§ Exercise objective
Identify the lines that contain the word "amount" and copy each one.

--- Start Listed records ---

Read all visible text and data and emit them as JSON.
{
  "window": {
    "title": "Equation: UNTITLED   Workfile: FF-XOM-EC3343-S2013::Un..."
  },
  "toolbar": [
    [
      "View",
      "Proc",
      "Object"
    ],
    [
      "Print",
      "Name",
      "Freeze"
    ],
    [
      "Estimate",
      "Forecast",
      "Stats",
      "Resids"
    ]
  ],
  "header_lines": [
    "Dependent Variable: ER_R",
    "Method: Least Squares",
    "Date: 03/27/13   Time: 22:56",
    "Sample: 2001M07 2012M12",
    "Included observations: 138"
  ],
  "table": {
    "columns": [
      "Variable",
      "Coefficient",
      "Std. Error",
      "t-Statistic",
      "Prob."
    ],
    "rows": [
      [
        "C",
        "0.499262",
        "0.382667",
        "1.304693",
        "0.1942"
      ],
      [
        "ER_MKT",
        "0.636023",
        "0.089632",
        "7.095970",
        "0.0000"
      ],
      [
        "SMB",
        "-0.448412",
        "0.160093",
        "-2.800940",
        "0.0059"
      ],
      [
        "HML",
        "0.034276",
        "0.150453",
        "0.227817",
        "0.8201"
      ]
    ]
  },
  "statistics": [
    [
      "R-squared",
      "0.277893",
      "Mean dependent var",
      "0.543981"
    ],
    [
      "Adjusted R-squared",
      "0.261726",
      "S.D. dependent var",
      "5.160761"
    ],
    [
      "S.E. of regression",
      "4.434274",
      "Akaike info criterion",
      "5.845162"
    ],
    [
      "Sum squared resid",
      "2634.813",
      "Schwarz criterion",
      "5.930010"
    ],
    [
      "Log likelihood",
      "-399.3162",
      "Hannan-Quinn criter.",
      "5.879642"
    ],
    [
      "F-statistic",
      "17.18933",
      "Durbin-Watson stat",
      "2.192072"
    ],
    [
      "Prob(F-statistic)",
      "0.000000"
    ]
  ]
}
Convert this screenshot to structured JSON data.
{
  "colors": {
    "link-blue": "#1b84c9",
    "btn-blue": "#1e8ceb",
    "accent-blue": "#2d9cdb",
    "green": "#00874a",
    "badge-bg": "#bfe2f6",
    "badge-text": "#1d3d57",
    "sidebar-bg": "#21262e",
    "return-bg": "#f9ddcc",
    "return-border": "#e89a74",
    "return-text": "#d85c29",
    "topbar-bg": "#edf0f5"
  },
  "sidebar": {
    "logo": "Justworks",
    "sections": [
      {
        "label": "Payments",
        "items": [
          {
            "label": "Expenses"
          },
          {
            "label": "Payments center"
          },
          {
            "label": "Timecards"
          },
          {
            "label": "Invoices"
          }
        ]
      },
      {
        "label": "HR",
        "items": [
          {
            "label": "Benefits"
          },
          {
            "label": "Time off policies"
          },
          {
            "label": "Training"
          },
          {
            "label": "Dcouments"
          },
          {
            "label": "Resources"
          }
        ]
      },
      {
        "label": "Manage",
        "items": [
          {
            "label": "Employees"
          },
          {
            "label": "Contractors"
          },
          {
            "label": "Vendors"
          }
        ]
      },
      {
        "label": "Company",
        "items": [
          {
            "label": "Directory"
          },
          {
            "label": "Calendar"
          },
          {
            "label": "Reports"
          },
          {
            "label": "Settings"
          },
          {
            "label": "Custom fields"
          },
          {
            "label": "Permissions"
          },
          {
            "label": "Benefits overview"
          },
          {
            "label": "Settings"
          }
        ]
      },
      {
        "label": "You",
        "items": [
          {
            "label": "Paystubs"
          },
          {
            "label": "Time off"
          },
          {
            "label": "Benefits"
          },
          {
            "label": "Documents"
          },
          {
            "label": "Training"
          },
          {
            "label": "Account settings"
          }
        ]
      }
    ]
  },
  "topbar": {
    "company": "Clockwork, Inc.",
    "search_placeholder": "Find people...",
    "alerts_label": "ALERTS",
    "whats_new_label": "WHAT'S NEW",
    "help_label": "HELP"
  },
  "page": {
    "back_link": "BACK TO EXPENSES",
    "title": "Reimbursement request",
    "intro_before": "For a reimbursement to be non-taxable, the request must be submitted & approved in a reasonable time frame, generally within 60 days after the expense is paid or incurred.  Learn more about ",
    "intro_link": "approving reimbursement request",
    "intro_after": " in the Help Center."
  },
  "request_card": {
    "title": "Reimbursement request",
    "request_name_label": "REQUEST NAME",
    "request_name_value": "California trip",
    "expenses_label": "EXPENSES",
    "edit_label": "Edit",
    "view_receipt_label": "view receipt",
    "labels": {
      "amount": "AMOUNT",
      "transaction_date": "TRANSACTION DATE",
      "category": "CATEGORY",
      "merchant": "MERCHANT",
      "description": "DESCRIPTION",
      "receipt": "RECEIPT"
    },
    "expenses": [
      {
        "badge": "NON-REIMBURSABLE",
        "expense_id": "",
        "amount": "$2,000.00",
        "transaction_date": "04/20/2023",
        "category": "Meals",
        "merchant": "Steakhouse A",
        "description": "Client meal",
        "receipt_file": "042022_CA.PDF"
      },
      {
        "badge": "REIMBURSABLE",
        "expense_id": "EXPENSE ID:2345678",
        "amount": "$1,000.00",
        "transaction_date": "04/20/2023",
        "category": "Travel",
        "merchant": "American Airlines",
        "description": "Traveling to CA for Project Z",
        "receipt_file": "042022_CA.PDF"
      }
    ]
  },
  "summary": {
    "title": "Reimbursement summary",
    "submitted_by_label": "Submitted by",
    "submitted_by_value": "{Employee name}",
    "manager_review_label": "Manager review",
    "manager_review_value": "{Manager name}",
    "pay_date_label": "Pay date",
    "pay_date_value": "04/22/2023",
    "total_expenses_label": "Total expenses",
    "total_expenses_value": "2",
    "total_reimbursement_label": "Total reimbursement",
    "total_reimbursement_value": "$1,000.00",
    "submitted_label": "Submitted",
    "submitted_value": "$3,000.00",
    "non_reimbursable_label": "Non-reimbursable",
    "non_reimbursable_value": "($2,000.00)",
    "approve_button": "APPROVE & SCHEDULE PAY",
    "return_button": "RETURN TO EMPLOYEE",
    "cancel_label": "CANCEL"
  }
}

--- End Listed records ---

§ Expected output
      "amount": "AMOUNT",
        "amount": "$2,000.00",
        "amount": "$1,000.00",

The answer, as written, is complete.